• The request: Collect every line that includes the string "JSON".

• Rows:
"""
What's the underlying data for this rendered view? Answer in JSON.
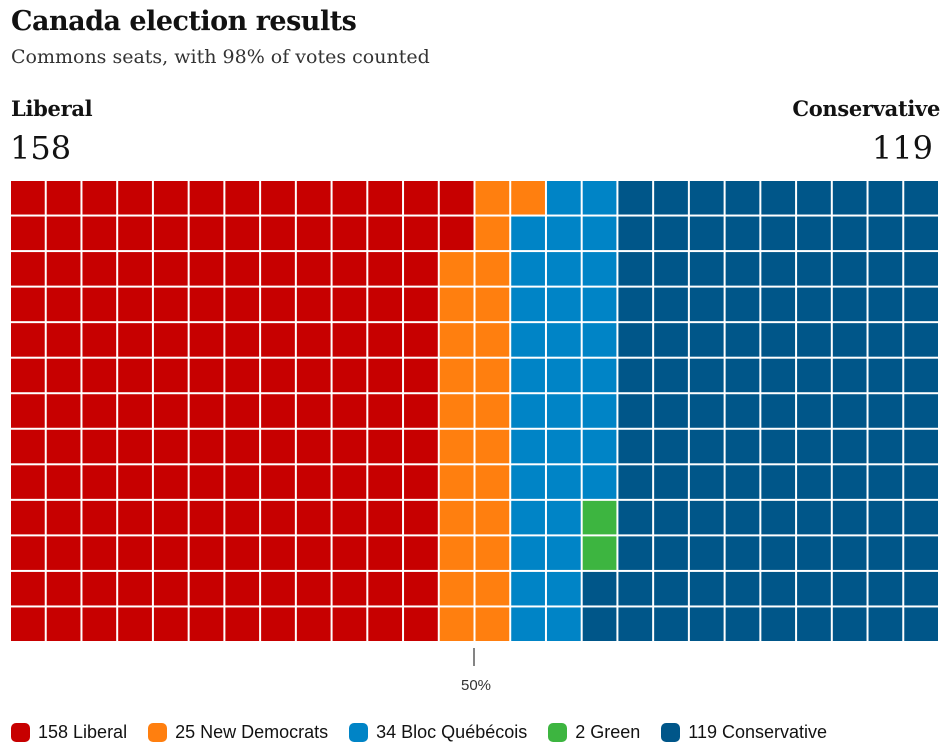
{
  "header": {
    "title": "Canada election results",
    "subtitle": "Commons seats, with 98% of votes counted"
  },
  "left_party": {
    "name": "Liberal",
    "seats": "158"
  },
  "right_party": {
    "name": "Conservative",
    "seats": "119"
  },
  "chart_data": {
    "type": "waffle",
    "title": "Canada election results",
    "subtitle": "Commons seats, with 98% of votes counted",
    "total_seats": 338,
    "majority_marker": "50%",
    "series": [
      {
        "name": "Liberal",
        "value": 158,
        "color": "#c70000",
        "legend": "158 Liberal"
      },
      {
        "name": "New Democrats",
        "value": 25,
        "color": "#ff7f0f",
        "legend": "25 New Democrats"
      },
      {
        "name": "Bloc Québécois",
        "value": 34,
        "color": "#0084c6",
        "legend": "34 Bloc Québécois"
      },
      {
        "name": "Green",
        "value": 2,
        "color": "#3db540",
        "legend": "2 Green"
      },
      {
        "name": "Conservative",
        "value": 119,
        "color": "#005689",
        "legend": "119 Conservative"
      }
    ]
  }
}
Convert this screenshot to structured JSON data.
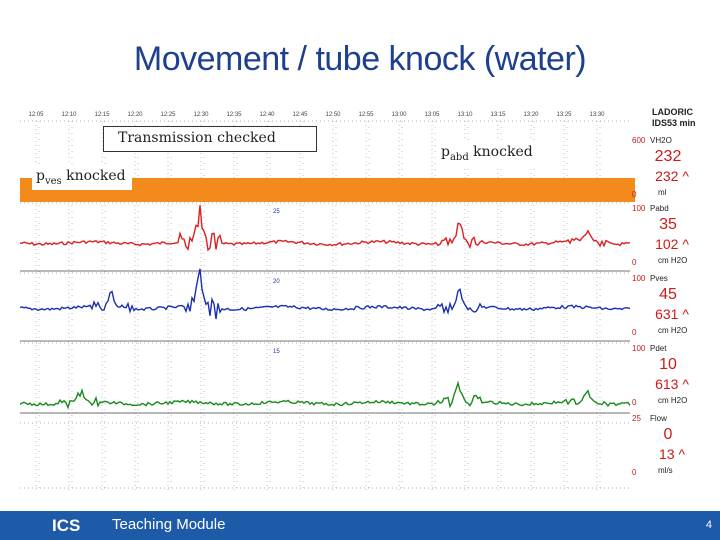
{
  "slide": {
    "title": "Movement / tube knock (water)",
    "footer_logo": "ICS",
    "footer_label": "Teaching Module",
    "page_number": "4"
  },
  "callouts": {
    "transmission": "Transmission checked",
    "pves_main": "p",
    "pves_sub": "ves",
    "pves_rest": " knocked",
    "pabd_main": "p",
    "pabd_sub": "abd",
    "pabd_rest": " knocked"
  },
  "colors": {
    "title": "#1f3f8f",
    "footer": "#1d5aa8",
    "highlight": "#f28a1c",
    "pabd": "#dd1f1f",
    "pves": "#1b2fb0",
    "pdet": "#1a8a1a",
    "grid": "#9a9a9a",
    "panel_text": "#cc1a1a"
  },
  "chart_data": {
    "type": "line",
    "title": "",
    "time_ticks": [
      "12:05",
      "12:10",
      "12:15",
      "12:20",
      "12:25",
      "12:30",
      "12:35",
      "12:40",
      "12:45",
      "12:50",
      "12:55",
      "13:00",
      "13:05",
      "13:10",
      "13:15",
      "13:20",
      "13:25",
      "13:30"
    ],
    "header": {
      "line1": "LADORIC",
      "line2": "IDS53 min"
    },
    "channels": [
      {
        "name": "VH2O",
        "scale_top": "600",
        "scale_bottom": "0",
        "value": "232",
        "max": "232 ^",
        "unit": "ml"
      },
      {
        "name": "Pabd",
        "scale_top": "100",
        "scale_bottom": "0",
        "value": "35",
        "max": "102 ^",
        "unit": "cm H2O"
      },
      {
        "name": "Pves",
        "scale_top": "100",
        "scale_bottom": "0",
        "value": "45",
        "max": "631 ^",
        "unit": "cm H2O"
      },
      {
        "name": "Pdet",
        "scale_top": "100",
        "scale_bottom": "0",
        "value": "10",
        "max": "613 ^",
        "unit": "cm H2O"
      },
      {
        "name": "Flow",
        "scale_top": "25",
        "scale_bottom": "0",
        "value": "0",
        "max": "13 ^",
        "unit": "ml/s"
      }
    ],
    "markers": [
      "25",
      "20",
      "15"
    ],
    "series": [
      {
        "name": "Pabd",
        "spikes": [
          {
            "t": 0.295,
            "amp": 36
          },
          {
            "t": 0.72,
            "amp": 22
          },
          {
            "t": 0.93,
            "amp": 14
          }
        ]
      },
      {
        "name": "Pves",
        "spikes": [
          {
            "t": 0.295,
            "amp": 40
          },
          {
            "t": 0.15,
            "amp": 18
          },
          {
            "t": 0.72,
            "amp": 20
          }
        ]
      },
      {
        "name": "Pdet",
        "spikes": [
          {
            "t": 0.1,
            "amp": 14
          },
          {
            "t": 0.72,
            "amp": 24
          },
          {
            "t": 0.93,
            "amp": 12
          }
        ]
      }
    ]
  }
}
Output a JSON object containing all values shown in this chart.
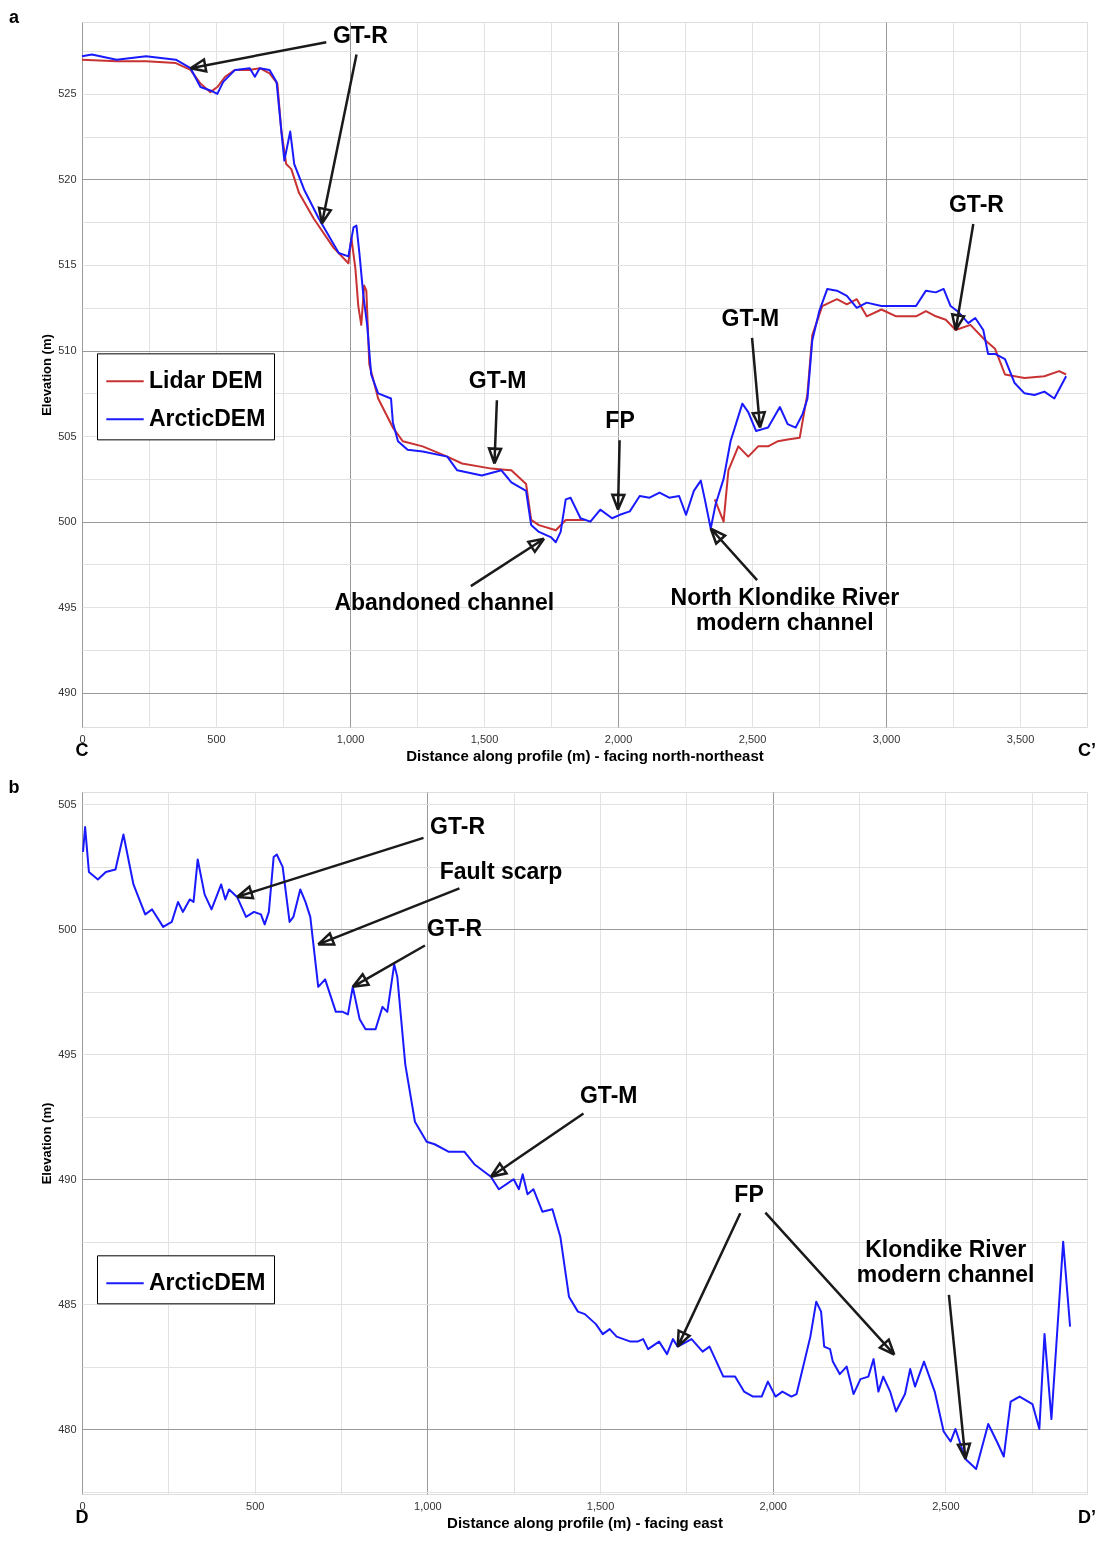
"""
• Response to this exercise:
What's the underlying data for this rendered view? Answer in JSON.
Convert this screenshot to structured JSON data.
Output a JSON object containing all values shown in this chart.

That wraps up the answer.